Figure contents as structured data
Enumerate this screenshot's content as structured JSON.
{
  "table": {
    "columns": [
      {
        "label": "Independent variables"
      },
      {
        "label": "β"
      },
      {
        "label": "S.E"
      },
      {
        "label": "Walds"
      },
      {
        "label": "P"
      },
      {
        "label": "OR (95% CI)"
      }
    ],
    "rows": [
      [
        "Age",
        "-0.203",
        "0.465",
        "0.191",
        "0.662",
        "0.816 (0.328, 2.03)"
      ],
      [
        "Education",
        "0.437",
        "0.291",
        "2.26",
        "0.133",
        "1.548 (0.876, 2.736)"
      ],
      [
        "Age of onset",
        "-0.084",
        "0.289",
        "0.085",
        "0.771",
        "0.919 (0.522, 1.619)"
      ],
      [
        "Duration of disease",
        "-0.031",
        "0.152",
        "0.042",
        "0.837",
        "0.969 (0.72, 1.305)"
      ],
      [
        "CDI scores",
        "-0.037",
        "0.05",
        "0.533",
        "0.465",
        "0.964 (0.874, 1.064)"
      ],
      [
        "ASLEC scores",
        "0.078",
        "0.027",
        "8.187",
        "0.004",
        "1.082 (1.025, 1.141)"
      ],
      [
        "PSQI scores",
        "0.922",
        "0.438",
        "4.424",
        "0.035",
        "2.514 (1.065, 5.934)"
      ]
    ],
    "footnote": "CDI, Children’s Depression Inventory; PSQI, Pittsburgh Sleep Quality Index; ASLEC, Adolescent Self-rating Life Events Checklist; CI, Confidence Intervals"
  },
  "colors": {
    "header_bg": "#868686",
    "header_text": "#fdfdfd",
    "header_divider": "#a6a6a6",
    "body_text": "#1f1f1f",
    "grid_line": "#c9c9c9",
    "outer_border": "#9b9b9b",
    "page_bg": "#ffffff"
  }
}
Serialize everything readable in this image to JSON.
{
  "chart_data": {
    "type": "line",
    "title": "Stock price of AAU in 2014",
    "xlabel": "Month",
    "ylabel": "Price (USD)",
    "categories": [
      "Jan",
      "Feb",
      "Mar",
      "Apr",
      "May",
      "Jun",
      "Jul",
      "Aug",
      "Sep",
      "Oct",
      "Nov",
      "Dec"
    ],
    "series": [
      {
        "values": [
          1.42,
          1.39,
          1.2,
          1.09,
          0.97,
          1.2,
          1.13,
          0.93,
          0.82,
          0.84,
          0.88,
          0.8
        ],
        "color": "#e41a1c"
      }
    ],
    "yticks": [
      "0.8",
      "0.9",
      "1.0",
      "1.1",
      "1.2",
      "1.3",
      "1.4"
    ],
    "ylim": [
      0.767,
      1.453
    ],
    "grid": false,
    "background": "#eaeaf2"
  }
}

**Goal:**
Type out the material again exactly as presented.

**Exercise solution:**
Enumerate this screenshot's content as structured JSON.
{
  "table": {
    "columns": [
      {
        "label": "Independent variables"
      },
      {
        "label": "β"
      },
      {
        "label": "S.E"
      },
      {
        "label": "Walds"
      },
      {
        "label": "P"
      },
      {
        "label": "OR (95% CI)"
      }
    ],
    "rows": [
      [
        "Age",
        "-0.203",
        "0.465",
        "0.191",
        "0.662",
        "0.816 (0.328, 2.03)"
      ],
      [
        "Education",
        "0.437",
        "0.291",
        "2.26",
        "0.133",
        "1.548 (0.876, 2.736)"
      ],
      [
        "Age of onset",
        "-0.084",
        "0.289",
        "0.085",
        "0.771",
        "0.919 (0.522, 1.619)"
      ],
      [
        "Duration of disease",
        "-0.031",
        "0.152",
        "0.042",
        "0.837",
        "0.969 (0.72, 1.305)"
      ],
      [
        "CDI scores",
        "-0.037",
        "0.05",
        "0.533",
        "0.465",
        "0.964 (0.874, 1.064)"
      ],
      [
        "ASLEC scores",
        "0.078",
        "0.027",
        "8.187",
        "0.004",
        "1.082 (1.025, 1.141)"
      ],
      [
        "PSQI scores",
        "0.922",
        "0.438",
        "4.424",
        "0.035",
        "2.514 (1.065, 5.934)"
      ]
    ],
    "footnote": "CDI, Children’s Depression Inventory; PSQI, Pittsburgh Sleep Quality Index; ASLEC, Adolescent Self-rating Life Events Checklist; CI, Confidence Intervals"
  },
  "colors": {
    "header_bg": "#868686",
    "header_text": "#fdfdfd",
    "header_divider": "#a6a6a6",
    "body_text": "#1f1f1f",
    "grid_line": "#c9c9c9",
    "outer_border": "#9b9b9b",
    "page_bg": "#ffffff"
  }
}
Serialize everything readable in this image to JSON.
{
  "chart_data": {
    "type": "line",
    "title": "Stock price of AAU in 2014",
    "xlabel": "Month",
    "ylabel": "Price (USD)",
    "categories": [
      "Jan",
      "Feb",
      "Mar",
      "Apr",
      "May",
      "Jun",
      "Jul",
      "Aug",
      "Sep",
      "Oct",
      "Nov",
      "Dec"
    ],
    "series": [
      {
        "values": [
          1.42,
          1.39,
          1.2,
          1.09,
          0.97,
          1.2,
          1.13,
          0.93,
          0.82,
          0.84,
          0.88,
          0.8
        ],
        "color": "#e41a1c"
      }
    ],
    "yticks": [
      "0.8",
      "0.9",
      "1.0",
      "1.1",
      "1.2",
      "1.3",
      "1.4"
    ],
    "ylim": [
      0.767,
      1.453
    ],
    "grid": false,
    "background": "#eaeaf2"
  }
}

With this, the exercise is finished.